#### [PROBLEM REQUIREMENTS]
Set down only the lines running from the one with "What's the underlying" to the one with "Extract the structured", both lines included, exactly as they stand, please.

Dataset excerpts
========================================================================

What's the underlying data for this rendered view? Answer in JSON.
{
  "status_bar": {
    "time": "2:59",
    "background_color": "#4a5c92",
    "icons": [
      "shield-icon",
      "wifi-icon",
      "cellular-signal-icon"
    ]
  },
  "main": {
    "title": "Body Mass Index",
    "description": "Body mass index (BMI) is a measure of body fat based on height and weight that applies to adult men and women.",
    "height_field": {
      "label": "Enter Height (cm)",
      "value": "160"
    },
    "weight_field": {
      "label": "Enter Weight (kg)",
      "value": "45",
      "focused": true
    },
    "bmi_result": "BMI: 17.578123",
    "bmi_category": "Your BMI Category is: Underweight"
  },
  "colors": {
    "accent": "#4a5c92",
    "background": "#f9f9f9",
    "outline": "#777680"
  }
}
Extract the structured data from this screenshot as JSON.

========================================================================

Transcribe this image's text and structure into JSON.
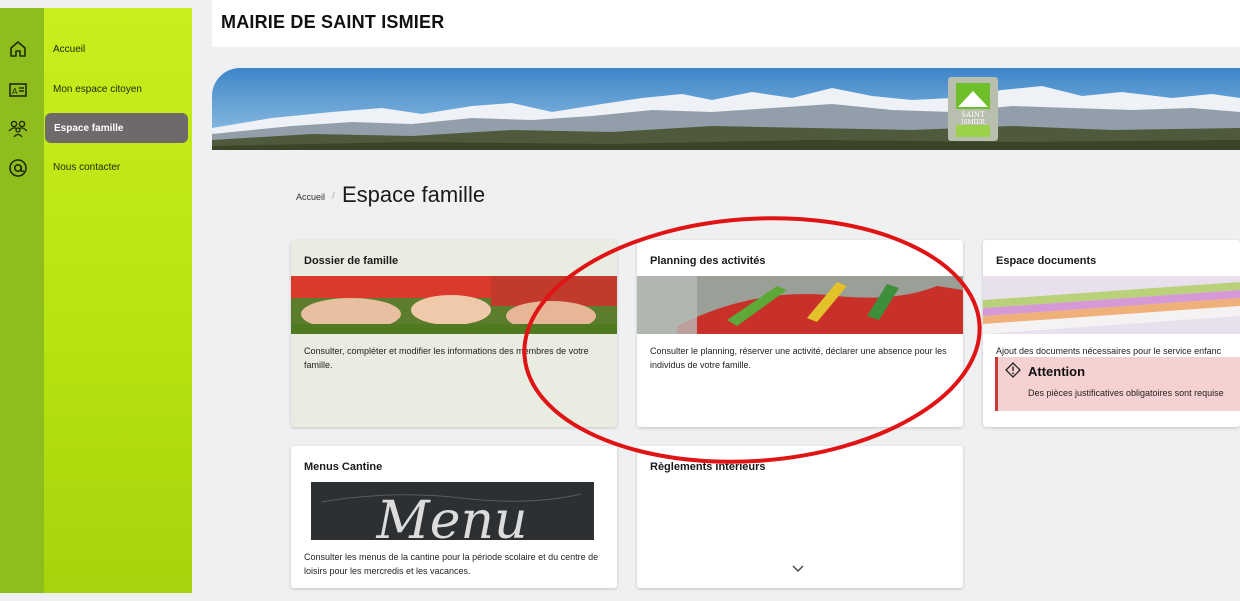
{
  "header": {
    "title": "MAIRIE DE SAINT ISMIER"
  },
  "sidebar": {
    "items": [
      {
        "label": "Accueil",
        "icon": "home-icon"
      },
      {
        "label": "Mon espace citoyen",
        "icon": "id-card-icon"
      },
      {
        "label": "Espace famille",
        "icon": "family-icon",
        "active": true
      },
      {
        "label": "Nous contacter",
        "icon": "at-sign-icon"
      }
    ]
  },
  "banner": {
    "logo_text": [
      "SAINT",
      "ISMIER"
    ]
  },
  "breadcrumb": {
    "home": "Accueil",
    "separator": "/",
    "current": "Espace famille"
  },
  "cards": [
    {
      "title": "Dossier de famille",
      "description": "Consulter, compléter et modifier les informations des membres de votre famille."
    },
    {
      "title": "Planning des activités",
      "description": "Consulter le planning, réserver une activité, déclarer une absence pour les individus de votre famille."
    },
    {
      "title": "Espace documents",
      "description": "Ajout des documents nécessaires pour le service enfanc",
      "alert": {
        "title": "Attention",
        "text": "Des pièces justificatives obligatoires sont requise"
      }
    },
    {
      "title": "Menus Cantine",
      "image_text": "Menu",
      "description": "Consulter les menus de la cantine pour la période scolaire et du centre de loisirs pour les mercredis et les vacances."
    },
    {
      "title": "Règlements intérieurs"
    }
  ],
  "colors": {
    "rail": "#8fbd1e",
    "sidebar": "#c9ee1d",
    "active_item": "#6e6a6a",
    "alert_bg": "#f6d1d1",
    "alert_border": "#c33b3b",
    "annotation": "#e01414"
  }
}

========================================================================

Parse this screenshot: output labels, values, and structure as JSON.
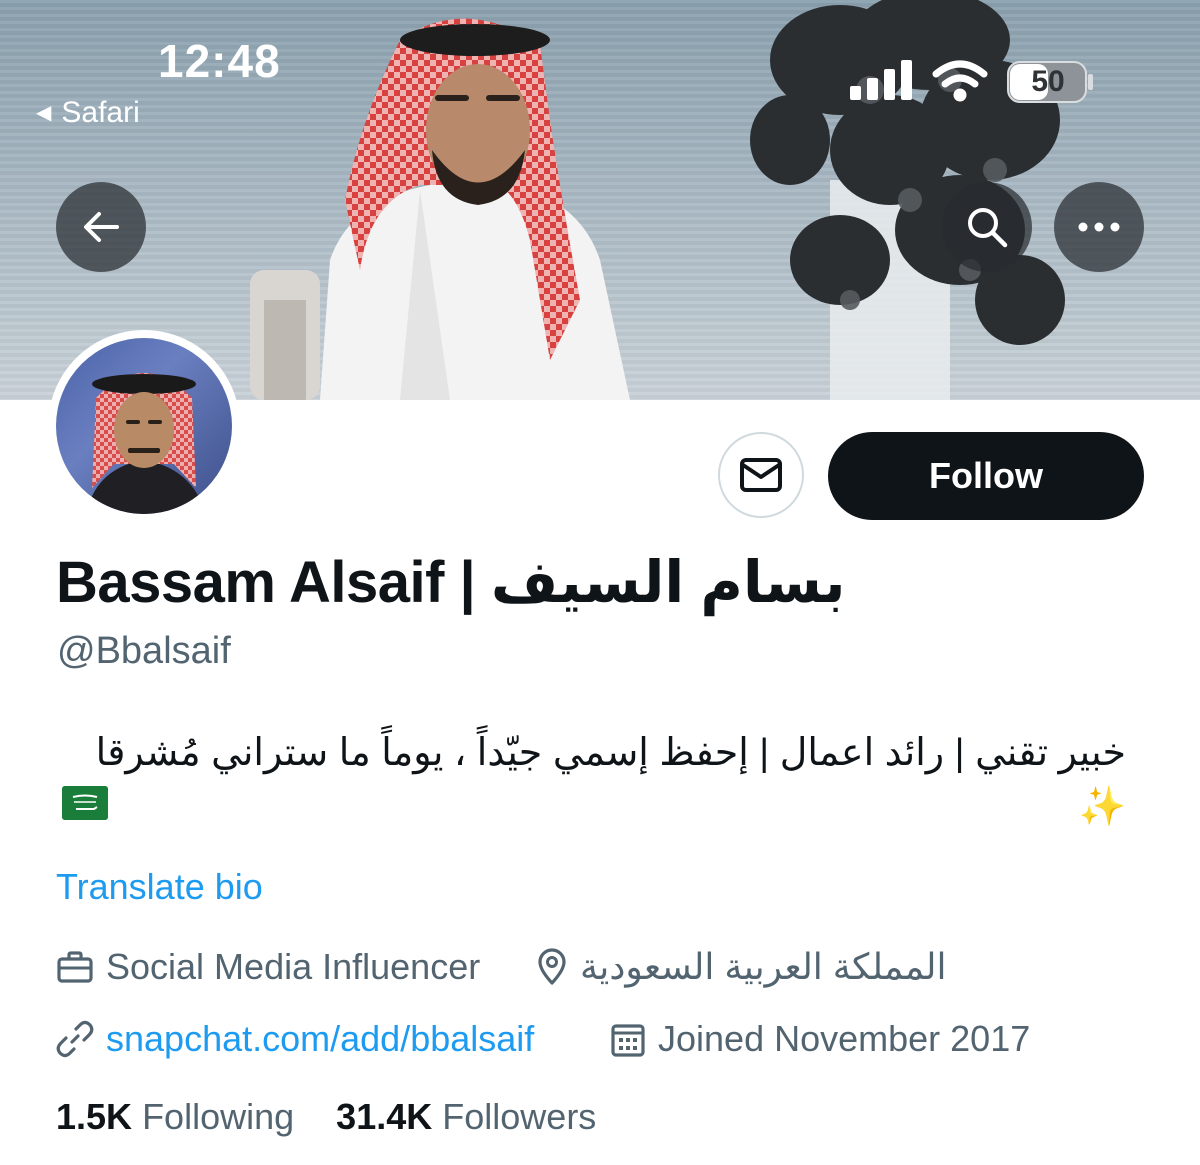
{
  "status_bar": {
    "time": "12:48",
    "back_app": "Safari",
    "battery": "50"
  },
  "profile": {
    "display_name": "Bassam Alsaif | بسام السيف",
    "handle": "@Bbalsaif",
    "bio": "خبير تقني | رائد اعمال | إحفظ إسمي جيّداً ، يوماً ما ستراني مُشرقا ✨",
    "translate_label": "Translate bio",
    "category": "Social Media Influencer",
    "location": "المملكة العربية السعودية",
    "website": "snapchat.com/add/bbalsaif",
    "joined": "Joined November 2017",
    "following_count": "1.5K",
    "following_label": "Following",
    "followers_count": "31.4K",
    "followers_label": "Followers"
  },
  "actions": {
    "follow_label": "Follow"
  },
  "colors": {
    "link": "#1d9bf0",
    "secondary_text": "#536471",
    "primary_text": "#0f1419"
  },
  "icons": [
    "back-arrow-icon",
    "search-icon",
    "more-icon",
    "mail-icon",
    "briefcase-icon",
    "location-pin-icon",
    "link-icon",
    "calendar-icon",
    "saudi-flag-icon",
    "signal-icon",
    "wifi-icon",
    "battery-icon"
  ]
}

========================================================================

#### [WORKED SOLUTION]
What's the underlying data for this rendered view? Answer in JSON.
{
  "status_bar": {
    "time": "2:59",
    "background_color": "#4a5c92",
    "icons": [
      "shield-icon",
      "wifi-icon",
      "cellular-signal-icon"
    ]
  },
  "main": {
    "title": "Body Mass Index",
    "description": "Body mass index (BMI) is a measure of body fat based on height and weight that applies to adult men and women.",
    "height_field": {
      "label": "Enter Height (cm)",
      "value": "160"
    },
    "weight_field": {
      "label": "Enter Weight (kg)",
      "value": "45",
      "focused": true
    },
    "bmi_result": "BMI: 17.578123",
    "bmi_category": "Your BMI Category is: Underweight"
  },
  "colors": {
    "accent": "#4a5c92",
    "background": "#f9f9f9",
    "outline": "#777680"
  }
}
Extract the structured data from this screenshot as JSON.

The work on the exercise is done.